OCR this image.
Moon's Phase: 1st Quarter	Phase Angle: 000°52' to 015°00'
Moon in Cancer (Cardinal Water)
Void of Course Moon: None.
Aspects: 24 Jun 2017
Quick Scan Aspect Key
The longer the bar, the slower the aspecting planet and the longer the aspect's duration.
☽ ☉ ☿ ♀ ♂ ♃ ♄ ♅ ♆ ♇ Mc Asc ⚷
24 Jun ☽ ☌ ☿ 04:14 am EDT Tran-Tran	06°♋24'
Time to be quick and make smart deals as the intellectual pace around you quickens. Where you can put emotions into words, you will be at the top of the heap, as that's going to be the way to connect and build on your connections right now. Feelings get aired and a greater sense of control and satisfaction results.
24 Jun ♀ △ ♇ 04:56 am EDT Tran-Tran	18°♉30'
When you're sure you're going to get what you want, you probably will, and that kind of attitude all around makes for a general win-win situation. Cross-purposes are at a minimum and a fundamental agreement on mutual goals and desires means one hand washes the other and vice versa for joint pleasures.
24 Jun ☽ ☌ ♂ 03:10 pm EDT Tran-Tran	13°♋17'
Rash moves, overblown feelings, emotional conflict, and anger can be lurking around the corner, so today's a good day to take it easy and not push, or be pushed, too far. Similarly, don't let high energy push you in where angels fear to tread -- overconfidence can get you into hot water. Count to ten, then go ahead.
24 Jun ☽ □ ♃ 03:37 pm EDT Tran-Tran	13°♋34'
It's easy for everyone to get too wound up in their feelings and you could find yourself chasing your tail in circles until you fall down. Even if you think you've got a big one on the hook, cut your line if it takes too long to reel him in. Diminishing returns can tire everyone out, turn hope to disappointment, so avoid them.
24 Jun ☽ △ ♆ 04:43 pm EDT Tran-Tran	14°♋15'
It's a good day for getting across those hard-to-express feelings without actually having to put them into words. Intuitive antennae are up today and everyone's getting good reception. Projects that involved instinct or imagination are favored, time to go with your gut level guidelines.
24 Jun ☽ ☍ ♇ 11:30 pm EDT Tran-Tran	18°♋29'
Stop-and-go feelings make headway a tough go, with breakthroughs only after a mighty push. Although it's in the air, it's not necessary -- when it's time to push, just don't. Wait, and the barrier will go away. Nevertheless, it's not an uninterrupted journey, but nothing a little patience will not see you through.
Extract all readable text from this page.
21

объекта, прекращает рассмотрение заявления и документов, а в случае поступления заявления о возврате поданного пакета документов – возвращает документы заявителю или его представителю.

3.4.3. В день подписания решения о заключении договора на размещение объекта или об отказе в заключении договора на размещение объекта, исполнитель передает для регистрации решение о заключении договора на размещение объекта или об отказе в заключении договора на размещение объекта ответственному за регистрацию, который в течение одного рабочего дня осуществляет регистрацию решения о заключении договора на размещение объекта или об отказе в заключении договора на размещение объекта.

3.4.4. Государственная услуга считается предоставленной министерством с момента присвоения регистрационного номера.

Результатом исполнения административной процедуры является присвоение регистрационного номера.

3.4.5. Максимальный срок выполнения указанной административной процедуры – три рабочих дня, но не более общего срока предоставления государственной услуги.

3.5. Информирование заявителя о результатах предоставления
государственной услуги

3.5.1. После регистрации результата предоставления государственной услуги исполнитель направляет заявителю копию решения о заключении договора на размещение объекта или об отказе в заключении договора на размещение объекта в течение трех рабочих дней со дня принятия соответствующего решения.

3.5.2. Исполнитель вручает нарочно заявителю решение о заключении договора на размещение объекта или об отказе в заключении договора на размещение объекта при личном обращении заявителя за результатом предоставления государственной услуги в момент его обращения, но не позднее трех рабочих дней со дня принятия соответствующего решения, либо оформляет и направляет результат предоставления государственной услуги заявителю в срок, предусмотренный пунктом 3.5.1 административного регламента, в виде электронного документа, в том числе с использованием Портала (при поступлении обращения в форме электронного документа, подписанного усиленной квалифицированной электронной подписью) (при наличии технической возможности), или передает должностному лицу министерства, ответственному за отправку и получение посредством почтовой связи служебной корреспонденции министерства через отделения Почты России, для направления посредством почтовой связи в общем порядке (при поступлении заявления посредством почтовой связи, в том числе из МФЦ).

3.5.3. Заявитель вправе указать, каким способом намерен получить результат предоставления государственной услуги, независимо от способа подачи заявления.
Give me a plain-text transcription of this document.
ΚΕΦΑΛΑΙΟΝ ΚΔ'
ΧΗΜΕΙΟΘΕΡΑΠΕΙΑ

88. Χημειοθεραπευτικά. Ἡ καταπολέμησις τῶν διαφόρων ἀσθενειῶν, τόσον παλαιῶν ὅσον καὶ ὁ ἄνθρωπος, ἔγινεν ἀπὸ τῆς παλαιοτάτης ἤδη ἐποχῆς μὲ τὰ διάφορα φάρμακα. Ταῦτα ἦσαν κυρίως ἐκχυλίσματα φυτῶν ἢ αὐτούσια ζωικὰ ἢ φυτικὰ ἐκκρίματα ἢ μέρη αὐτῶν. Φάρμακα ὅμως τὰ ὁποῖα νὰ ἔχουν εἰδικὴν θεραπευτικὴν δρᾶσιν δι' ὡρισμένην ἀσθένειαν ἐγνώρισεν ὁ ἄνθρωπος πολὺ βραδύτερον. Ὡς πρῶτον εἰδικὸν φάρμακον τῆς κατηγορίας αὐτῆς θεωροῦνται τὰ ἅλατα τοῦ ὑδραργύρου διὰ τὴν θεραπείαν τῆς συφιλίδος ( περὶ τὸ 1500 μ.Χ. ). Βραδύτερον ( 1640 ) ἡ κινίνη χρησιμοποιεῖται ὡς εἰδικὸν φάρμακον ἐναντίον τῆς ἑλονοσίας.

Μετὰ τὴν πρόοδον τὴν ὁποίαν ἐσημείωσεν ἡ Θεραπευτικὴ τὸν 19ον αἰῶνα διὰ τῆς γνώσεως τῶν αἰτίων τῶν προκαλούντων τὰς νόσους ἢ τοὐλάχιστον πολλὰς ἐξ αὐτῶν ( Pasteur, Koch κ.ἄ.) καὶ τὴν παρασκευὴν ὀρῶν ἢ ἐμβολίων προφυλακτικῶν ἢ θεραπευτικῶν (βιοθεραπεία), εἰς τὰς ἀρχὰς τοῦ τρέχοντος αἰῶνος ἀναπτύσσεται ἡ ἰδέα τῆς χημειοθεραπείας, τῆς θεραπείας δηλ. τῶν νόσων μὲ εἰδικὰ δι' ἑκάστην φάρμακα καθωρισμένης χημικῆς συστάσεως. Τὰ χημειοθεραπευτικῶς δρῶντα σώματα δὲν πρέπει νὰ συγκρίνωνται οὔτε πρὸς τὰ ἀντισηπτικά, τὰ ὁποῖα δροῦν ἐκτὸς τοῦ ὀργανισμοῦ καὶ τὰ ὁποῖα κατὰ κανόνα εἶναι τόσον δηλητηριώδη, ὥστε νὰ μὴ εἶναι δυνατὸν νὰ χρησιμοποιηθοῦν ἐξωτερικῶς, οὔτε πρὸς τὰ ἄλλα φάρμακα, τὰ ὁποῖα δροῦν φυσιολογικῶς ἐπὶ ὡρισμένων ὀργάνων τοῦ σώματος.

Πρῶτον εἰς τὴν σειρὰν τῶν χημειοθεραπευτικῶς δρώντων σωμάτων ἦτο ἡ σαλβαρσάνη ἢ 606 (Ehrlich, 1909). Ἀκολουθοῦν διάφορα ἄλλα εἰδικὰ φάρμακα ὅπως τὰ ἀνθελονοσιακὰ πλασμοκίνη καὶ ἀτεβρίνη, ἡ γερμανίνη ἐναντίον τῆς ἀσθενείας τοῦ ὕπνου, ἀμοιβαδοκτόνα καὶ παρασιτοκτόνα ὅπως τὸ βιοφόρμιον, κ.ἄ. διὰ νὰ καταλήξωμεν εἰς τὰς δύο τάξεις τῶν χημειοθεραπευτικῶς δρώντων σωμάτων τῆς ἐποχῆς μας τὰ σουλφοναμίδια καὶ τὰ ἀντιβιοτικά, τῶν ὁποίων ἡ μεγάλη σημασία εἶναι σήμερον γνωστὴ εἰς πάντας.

····················

Report only how many lines of the listing hold the word "that".

3